Task prompt:
Wherever the string "active" appears, copy the whole line.

Stored records:
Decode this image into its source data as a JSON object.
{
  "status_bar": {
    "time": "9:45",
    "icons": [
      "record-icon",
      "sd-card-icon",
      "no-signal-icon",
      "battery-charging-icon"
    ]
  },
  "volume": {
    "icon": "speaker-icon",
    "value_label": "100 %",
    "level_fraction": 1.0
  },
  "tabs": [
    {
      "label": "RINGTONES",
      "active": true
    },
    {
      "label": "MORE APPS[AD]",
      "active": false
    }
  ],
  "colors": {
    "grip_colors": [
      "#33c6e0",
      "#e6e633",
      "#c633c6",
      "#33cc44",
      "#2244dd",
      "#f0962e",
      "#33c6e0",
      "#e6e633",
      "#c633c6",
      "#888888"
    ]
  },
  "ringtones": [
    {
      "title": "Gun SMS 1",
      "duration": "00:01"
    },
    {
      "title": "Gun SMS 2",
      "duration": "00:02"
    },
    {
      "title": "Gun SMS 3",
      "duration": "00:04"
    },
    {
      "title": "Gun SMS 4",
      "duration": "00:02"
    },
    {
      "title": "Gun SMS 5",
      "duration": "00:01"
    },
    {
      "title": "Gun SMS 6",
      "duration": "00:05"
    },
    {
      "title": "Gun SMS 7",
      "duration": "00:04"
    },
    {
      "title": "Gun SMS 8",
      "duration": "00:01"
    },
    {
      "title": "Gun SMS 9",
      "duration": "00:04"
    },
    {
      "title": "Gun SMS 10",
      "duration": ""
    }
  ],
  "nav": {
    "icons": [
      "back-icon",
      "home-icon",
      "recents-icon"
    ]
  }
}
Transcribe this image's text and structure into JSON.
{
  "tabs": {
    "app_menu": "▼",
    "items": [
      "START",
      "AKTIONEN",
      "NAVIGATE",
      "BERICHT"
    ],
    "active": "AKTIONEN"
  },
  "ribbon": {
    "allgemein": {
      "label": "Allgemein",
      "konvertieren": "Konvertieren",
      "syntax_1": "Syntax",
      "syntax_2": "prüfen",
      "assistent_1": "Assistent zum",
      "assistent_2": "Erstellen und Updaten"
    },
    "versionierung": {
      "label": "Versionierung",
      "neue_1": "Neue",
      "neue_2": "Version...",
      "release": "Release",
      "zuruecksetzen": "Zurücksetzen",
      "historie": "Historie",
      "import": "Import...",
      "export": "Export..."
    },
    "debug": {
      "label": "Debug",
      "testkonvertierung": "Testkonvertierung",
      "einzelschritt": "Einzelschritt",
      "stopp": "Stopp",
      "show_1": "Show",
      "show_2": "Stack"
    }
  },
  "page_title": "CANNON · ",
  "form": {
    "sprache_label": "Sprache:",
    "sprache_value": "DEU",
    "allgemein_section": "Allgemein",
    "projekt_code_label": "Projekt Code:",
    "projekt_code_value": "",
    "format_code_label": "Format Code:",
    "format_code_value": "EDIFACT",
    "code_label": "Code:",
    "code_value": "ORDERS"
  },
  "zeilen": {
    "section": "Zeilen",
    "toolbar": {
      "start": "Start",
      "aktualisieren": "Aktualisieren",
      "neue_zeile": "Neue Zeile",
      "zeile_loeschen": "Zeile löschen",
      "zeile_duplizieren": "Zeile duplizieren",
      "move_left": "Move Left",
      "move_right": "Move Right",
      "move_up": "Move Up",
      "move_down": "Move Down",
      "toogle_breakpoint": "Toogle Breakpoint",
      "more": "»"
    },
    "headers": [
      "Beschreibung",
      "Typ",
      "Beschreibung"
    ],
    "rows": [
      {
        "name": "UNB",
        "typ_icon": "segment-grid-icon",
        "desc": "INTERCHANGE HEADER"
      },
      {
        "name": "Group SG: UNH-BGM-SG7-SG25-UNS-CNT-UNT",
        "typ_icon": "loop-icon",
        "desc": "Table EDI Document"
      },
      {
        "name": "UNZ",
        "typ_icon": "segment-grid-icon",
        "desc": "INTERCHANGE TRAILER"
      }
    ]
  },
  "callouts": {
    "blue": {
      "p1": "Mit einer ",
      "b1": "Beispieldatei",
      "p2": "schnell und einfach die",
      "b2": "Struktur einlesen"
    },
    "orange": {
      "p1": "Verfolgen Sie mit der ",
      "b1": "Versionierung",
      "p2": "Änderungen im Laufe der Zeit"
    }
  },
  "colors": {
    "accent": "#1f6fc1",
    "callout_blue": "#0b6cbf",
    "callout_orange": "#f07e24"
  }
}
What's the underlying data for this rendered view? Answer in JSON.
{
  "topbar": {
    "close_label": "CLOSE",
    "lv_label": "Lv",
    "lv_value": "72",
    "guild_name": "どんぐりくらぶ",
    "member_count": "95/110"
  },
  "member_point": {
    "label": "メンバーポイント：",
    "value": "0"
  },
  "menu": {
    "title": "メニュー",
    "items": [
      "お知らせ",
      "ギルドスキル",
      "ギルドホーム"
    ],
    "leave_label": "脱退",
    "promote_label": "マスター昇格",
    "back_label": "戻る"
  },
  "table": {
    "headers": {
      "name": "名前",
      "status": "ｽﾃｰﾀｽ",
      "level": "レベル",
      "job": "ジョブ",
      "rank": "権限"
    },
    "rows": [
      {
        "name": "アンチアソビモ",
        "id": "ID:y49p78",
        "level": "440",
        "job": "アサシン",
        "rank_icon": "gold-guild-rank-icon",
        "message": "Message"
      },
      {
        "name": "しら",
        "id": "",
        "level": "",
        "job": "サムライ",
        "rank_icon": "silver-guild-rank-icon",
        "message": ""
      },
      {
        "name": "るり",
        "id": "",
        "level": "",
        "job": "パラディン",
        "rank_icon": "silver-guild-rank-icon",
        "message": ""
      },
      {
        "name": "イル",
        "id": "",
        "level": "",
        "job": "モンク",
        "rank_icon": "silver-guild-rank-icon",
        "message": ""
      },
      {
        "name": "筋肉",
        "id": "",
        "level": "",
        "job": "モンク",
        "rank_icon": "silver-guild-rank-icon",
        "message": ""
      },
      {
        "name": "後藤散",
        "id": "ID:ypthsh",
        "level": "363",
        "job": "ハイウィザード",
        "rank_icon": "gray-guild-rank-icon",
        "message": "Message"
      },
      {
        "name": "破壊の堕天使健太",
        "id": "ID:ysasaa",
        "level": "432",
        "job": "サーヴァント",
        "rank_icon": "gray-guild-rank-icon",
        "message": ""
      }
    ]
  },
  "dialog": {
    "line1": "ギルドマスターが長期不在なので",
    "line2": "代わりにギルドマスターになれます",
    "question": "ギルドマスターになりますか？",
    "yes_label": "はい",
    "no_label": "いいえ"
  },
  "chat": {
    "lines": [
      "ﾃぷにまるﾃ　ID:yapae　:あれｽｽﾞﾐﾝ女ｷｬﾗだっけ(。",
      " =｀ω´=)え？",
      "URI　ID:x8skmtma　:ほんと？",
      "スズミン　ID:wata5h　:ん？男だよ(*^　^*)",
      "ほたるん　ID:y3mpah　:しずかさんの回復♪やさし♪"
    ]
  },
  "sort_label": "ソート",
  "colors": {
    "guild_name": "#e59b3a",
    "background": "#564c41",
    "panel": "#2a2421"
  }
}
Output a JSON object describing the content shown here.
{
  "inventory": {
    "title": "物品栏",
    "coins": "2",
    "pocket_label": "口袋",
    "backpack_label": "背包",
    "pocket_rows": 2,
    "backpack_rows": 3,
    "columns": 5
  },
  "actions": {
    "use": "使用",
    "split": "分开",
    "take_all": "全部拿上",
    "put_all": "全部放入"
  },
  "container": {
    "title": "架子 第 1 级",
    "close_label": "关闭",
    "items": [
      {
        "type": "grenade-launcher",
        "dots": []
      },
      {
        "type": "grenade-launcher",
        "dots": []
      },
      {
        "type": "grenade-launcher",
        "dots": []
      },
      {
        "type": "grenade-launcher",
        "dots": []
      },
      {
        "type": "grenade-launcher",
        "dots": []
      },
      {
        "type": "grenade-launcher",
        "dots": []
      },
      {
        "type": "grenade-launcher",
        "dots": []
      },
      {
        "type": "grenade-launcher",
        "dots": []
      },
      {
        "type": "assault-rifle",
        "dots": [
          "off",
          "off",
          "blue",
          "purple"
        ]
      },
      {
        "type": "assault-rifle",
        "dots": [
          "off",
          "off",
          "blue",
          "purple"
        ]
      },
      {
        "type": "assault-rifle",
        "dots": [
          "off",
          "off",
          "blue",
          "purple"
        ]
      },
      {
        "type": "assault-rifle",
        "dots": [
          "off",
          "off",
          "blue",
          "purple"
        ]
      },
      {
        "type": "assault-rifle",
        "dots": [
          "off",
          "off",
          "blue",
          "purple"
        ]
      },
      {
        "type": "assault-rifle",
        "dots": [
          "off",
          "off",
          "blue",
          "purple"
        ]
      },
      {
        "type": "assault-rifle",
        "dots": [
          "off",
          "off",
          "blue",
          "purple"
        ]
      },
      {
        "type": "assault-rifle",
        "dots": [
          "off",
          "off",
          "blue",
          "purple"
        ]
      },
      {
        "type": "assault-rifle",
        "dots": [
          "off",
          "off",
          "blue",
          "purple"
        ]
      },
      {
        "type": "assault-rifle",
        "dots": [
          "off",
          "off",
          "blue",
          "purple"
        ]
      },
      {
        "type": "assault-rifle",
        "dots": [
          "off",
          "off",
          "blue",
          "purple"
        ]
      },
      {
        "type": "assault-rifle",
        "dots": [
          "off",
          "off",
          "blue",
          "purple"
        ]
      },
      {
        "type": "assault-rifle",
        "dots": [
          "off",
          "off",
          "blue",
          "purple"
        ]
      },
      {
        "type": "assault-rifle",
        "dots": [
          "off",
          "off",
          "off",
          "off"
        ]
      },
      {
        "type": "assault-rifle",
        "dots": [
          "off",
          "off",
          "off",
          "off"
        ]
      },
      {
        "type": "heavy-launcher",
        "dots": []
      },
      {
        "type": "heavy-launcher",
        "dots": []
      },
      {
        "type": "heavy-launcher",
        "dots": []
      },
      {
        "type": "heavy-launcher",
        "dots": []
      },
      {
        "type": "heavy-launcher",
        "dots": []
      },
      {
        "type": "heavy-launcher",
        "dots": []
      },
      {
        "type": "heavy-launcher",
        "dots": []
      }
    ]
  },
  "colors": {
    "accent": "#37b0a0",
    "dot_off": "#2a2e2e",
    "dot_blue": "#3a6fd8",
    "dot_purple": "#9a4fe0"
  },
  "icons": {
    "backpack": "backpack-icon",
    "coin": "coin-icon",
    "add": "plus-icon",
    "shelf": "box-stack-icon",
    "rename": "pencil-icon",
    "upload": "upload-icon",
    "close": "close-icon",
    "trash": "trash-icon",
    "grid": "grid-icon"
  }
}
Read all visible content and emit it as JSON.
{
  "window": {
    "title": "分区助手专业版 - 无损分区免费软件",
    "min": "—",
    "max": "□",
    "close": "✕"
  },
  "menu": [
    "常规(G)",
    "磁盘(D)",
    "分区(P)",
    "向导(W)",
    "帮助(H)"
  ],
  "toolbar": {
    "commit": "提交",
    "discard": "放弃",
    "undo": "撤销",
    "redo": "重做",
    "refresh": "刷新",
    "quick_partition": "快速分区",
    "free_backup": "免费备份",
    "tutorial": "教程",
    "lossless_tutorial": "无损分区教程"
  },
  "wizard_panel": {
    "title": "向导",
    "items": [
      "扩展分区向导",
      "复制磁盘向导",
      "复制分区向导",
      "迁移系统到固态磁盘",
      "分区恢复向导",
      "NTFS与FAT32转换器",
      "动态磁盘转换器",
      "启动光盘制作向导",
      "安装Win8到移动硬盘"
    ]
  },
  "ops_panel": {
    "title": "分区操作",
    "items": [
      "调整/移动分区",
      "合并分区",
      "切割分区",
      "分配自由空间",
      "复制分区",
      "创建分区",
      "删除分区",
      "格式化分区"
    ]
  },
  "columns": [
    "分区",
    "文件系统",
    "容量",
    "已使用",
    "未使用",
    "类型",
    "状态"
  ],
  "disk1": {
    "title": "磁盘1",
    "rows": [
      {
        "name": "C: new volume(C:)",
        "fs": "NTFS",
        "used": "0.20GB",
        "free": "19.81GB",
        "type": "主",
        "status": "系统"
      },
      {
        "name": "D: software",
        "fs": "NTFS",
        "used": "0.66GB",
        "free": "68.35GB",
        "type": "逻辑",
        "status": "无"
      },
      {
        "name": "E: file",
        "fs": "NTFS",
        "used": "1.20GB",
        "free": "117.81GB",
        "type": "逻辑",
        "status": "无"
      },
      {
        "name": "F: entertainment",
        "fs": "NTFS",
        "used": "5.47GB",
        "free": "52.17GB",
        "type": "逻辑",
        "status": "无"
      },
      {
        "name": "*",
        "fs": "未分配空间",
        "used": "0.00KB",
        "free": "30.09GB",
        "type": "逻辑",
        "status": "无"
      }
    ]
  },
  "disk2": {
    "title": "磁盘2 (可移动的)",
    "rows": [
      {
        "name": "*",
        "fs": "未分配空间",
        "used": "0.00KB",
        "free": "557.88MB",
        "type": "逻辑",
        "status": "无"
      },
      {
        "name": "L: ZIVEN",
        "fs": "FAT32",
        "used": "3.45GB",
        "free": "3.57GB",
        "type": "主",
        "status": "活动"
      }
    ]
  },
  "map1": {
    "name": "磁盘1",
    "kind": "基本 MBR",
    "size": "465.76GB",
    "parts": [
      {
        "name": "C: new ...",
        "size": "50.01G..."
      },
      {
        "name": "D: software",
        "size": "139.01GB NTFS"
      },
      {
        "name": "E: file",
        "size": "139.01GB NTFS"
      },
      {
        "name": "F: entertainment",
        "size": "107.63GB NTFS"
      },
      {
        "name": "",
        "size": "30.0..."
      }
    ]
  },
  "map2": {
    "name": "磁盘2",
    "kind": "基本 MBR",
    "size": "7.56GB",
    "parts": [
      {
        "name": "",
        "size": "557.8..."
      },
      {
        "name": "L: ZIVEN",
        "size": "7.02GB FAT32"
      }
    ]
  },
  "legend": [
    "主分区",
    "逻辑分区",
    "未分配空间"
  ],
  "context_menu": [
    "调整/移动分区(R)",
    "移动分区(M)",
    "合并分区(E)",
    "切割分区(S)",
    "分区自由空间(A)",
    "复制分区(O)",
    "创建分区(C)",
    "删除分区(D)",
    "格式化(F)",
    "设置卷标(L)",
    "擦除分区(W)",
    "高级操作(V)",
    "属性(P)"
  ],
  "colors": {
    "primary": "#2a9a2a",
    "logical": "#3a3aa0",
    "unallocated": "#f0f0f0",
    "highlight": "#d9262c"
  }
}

Full output:
      "active": true
      "active": false
    "active": "AKTIONEN"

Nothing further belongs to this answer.